## Aim of the exercise
Extract the complete listing and output it unchanged.

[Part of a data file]
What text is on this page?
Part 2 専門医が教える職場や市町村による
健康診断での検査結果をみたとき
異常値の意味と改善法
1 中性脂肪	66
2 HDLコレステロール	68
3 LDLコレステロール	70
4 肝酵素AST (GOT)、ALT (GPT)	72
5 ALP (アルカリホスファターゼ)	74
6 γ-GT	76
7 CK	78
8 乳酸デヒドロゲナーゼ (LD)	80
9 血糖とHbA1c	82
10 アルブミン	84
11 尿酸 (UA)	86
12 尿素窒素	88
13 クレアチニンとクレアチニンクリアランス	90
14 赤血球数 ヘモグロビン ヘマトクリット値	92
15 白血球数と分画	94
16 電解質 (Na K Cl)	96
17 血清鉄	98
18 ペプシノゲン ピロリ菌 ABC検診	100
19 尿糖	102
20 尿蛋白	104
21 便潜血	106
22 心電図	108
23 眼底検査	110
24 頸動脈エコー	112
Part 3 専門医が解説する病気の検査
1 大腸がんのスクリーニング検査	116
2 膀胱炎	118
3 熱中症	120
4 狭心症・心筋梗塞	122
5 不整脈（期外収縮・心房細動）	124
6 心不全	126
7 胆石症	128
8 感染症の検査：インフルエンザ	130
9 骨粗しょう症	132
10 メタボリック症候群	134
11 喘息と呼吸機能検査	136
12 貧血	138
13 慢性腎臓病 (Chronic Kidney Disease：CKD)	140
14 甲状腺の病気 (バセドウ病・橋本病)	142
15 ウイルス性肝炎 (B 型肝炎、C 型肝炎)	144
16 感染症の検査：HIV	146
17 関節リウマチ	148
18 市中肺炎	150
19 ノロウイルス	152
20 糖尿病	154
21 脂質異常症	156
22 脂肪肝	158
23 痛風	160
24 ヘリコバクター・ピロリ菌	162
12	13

## Result
What text is on this page?
Part 2 専門医が教える職場や市町村による
健康診断での検査結果をみたとき
異常値の意味と改善法
1 中性脂肪	66
2 HDLコレステロール	68
3 LDLコレステロール	70
4 肝酵素AST (GOT)、ALT (GPT)	72
5 ALP (アルカリホスファターゼ)	74
6 γ-GT	76
7 CK	78
8 乳酸デヒドロゲナーゼ (LD)	80
9 血糖とHbA1c	82
10 アルブミン	84
11 尿酸 (UA)	86
12 尿素窒素	88
13 クレアチニンとクレアチニンクリアランス	90
14 赤血球数 ヘモグロビン ヘマトクリット値	92
15 白血球数と分画	94
16 電解質 (Na K Cl)	96
17 血清鉄	98
18 ペプシノゲン ピロリ菌 ABC検診	100
19 尿糖	102
20 尿蛋白	104
21 便潜血	106
22 心電図	108
23 眼底検査	110
24 頸動脈エコー	112
Part 3 専門医が解説する病気の検査
1 大腸がんのスクリーニング検査	116
2 膀胱炎	118
3 熱中症	120
4 狭心症・心筋梗塞	122
5 不整脈（期外収縮・心房細動）	124
6 心不全	126
7 胆石症	128
8 感染症の検査：インフルエンザ	130
9 骨粗しょう症	132
10 メタボリック症候群	134
11 喘息と呼吸機能検査	136
12 貧血	138
13 慢性腎臓病 (Chronic Kidney Disease：CKD)	140
14 甲状腺の病気 (バセドウ病・橋本病)	142
15 ウイルス性肝炎 (B 型肝炎、C 型肝炎)	144
16 感染症の検査：HIV	146
17 関節リウマチ	148
18 市中肺炎	150
19 ノロウイルス	152
20 糖尿病	154
21 脂質異常症	156
22 脂肪肝	158
23 痛風	160
24 ヘリコバクター・ピロリ菌	162
12	13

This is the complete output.